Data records
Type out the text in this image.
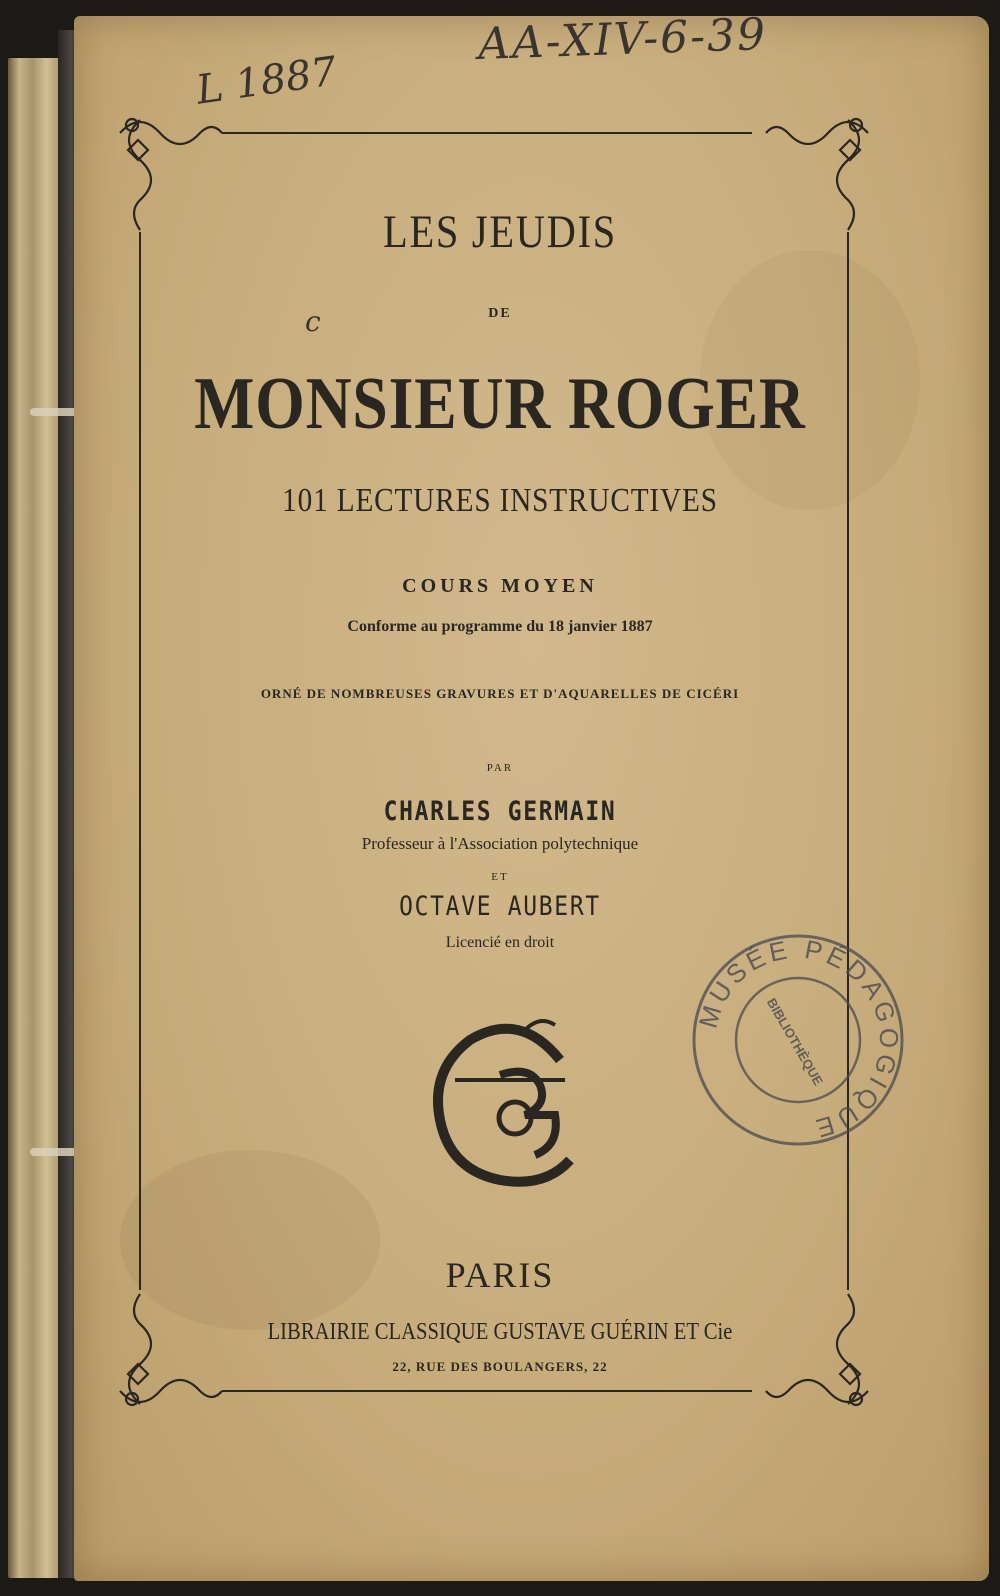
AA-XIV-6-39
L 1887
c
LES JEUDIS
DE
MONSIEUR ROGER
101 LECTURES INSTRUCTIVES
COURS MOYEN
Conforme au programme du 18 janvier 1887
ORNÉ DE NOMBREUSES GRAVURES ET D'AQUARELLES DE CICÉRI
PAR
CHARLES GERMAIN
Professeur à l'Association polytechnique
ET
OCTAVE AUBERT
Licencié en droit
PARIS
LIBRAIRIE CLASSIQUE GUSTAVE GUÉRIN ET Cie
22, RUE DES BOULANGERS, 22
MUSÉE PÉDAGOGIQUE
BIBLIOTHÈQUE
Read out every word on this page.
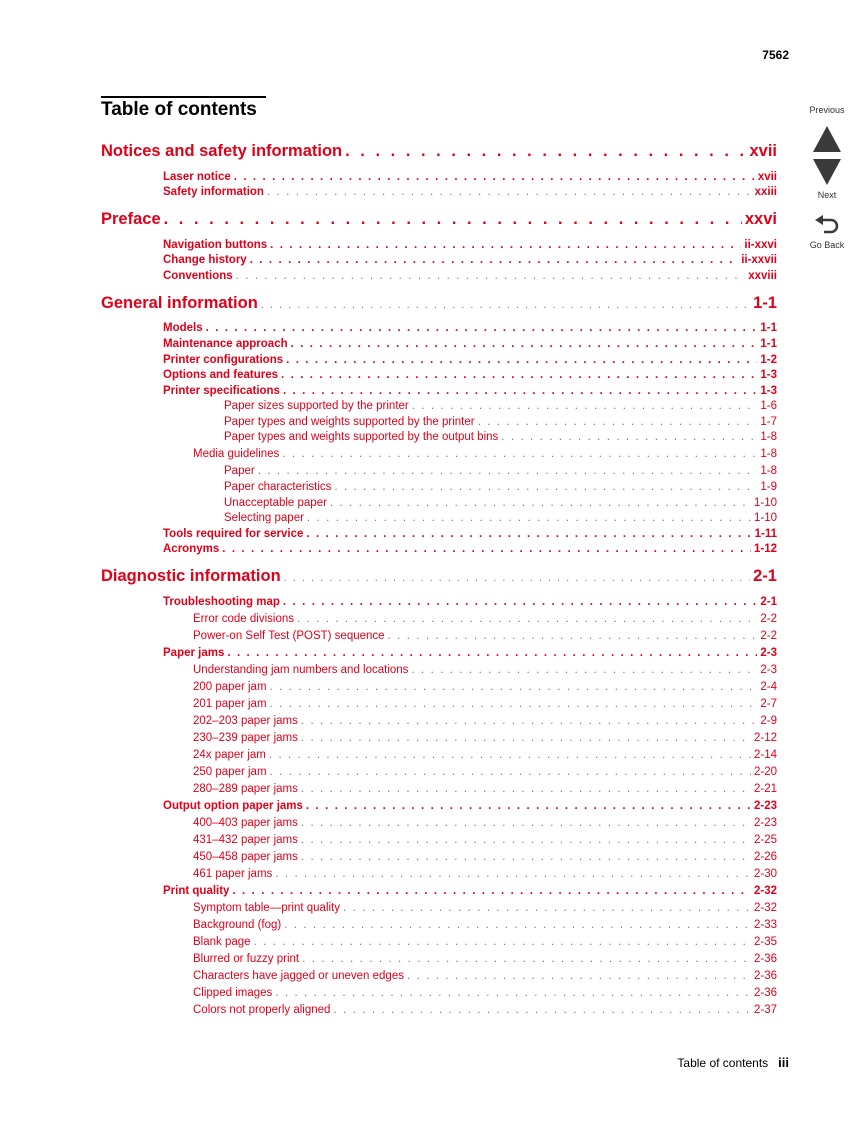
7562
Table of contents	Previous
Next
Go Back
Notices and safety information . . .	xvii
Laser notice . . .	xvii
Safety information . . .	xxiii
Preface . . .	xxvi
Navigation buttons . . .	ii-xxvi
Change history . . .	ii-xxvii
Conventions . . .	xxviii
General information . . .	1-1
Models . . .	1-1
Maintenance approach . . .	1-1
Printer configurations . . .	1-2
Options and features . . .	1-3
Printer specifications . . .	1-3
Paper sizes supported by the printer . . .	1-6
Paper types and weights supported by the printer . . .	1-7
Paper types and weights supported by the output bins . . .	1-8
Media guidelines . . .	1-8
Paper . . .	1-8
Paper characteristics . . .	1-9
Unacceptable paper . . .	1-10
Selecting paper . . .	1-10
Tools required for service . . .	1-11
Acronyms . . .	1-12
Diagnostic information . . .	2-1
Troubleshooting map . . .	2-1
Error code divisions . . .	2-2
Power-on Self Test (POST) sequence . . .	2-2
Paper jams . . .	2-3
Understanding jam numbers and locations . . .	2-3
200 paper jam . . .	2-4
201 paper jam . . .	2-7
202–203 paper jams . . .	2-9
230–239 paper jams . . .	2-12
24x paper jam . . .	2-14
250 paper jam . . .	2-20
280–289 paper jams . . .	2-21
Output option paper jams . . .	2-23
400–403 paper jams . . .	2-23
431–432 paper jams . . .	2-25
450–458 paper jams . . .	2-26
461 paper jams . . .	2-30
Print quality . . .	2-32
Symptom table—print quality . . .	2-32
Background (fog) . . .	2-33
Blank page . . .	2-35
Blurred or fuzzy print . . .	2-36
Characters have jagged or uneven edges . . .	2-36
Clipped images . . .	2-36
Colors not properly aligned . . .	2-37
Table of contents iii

__WHAT THE EXERCISE ASKS__: Skip the pictures, then retype every line above exactly.

__PROBLEM SOLUTION__:
Type out the text in this image.
AA-XIV-6-39
L 1887
c
LES JEUDIS
DE
MONSIEUR ROGER
101 LECTURES INSTRUCTIVES
COURS MOYEN
Conforme au programme du 18 janvier 1887
ORNÉ DE NOMBREUSES GRAVURES ET D'AQUARELLES DE CICÉRI
PAR
CHARLES GERMAIN
Professeur à l'Association polytechnique
ET
OCTAVE AUBERT
Licencié en droit
PARIS
LIBRAIRIE CLASSIQUE GUSTAVE GUÉRIN ET Cie
22, RUE DES BOULANGERS, 22
MUSÉE PÉDAGOGIQUE
BIBLIOTHÈQUE
Read out every word on this page.
7562
Table of contents	Previous
Next
Go Back
Notices and safety information . . .	xvii
Laser notice . . .	xvii
Safety information . . .	xxiii
Preface . . .	xxvi
Navigation buttons . . .	ii-xxvi
Change history . . .	ii-xxvii
Conventions . . .	xxviii
General information . . .	1-1
Models . . .	1-1
Maintenance approach . . .	1-1
Printer configurations . . .	1-2
Options and features . . .	1-3
Printer specifications . . .	1-3
Paper sizes supported by the printer . . .	1-6
Paper types and weights supported by the printer . . .	1-7
Paper types and weights supported by the output bins . . .	1-8
Media guidelines . . .	1-8
Paper . . .	1-8
Paper characteristics . . .	1-9
Unacceptable paper . . .	1-10
Selecting paper . . .	1-10
Tools required for service . . .	1-11
Acronyms . . .	1-12
Diagnostic information . . .	2-1
Troubleshooting map . . .	2-1
Error code divisions . . .	2-2
Power-on Self Test (POST) sequence . . .	2-2
Paper jams . . .	2-3
Understanding jam numbers and locations . . .	2-3
200 paper jam . . .	2-4
201 paper jam . . .	2-7
202–203 paper jams . . .	2-9
230–239 paper jams . . .	2-12
24x paper jam . . .	2-14
250 paper jam . . .	2-20
280–289 paper jams . . .	2-21
Output option paper jams . . .	2-23
400–403 paper jams . . .	2-23
431–432 paper jams . . .	2-25
450–458 paper jams . . .	2-26
461 paper jams . . .	2-30
Print quality . . .	2-32
Symptom table—print quality . . .	2-32
Background (fog) . . .	2-33
Blank page . . .	2-35
Blurred or fuzzy print . . .	2-36
Characters have jagged or uneven edges . . .	2-36
Clipped images . . .	2-36
Colors not properly aligned . . .	2-37
Table of contents iii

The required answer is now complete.